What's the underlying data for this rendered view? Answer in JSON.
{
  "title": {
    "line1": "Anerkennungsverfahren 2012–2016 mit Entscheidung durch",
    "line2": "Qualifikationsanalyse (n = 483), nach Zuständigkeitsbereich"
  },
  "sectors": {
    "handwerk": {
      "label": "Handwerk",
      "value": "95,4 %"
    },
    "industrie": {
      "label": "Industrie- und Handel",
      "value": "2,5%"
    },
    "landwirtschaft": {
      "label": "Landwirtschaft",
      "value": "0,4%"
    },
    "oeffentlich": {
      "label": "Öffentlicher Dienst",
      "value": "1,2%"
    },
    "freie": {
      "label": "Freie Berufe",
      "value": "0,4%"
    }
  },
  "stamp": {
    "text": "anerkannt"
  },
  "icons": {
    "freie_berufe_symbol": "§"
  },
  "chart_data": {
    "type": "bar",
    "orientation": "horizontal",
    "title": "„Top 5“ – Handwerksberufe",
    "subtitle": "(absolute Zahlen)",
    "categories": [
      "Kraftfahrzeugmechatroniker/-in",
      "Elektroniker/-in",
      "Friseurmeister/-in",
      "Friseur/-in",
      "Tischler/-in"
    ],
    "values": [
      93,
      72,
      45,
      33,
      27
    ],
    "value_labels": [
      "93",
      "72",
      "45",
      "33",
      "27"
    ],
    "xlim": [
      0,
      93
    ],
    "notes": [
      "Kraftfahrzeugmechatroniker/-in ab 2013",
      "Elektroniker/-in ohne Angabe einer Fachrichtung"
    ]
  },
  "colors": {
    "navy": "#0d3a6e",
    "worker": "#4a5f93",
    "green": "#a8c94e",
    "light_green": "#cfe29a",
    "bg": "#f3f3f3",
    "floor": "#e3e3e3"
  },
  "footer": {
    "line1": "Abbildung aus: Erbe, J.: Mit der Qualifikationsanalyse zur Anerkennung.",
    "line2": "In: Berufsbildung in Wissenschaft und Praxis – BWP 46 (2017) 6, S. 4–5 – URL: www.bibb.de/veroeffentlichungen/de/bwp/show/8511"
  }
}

_Task description_
Repeat the data exactly. Leave nothing out.

_Exercise output_
What's the underlying data for this rendered view? Answer in JSON.
{
  "title": {
    "line1": "Anerkennungsverfahren 2012–2016 mit Entscheidung durch",
    "line2": "Qualifikationsanalyse (n = 483), nach Zuständigkeitsbereich"
  },
  "sectors": {
    "handwerk": {
      "label": "Handwerk",
      "value": "95,4 %"
    },
    "industrie": {
      "label": "Industrie- und Handel",
      "value": "2,5%"
    },
    "landwirtschaft": {
      "label": "Landwirtschaft",
      "value": "0,4%"
    },
    "oeffentlich": {
      "label": "Öffentlicher Dienst",
      "value": "1,2%"
    },
    "freie": {
      "label": "Freie Berufe",
      "value": "0,4%"
    }
  },
  "stamp": {
    "text": "anerkannt"
  },
  "icons": {
    "freie_berufe_symbol": "§"
  },
  "chart_data": {
    "type": "bar",
    "orientation": "horizontal",
    "title": "„Top 5“ – Handwerksberufe",
    "subtitle": "(absolute Zahlen)",
    "categories": [
      "Kraftfahrzeugmechatroniker/-in",
      "Elektroniker/-in",
      "Friseurmeister/-in",
      "Friseur/-in",
      "Tischler/-in"
    ],
    "values": [
      93,
      72,
      45,
      33,
      27
    ],
    "value_labels": [
      "93",
      "72",
      "45",
      "33",
      "27"
    ],
    "xlim": [
      0,
      93
    ],
    "notes": [
      "Kraftfahrzeugmechatroniker/-in ab 2013",
      "Elektroniker/-in ohne Angabe einer Fachrichtung"
    ]
  },
  "colors": {
    "navy": "#0d3a6e",
    "worker": "#4a5f93",
    "green": "#a8c94e",
    "light_green": "#cfe29a",
    "bg": "#f3f3f3",
    "floor": "#e3e3e3"
  },
  "footer": {
    "line1": "Abbildung aus: Erbe, J.: Mit der Qualifikationsanalyse zur Anerkennung.",
    "line2": "In: Berufsbildung in Wissenschaft und Praxis – BWP 46 (2017) 6, S. 4–5 – URL: www.bibb.de/veroeffentlichungen/de/bwp/show/8511"
  }
}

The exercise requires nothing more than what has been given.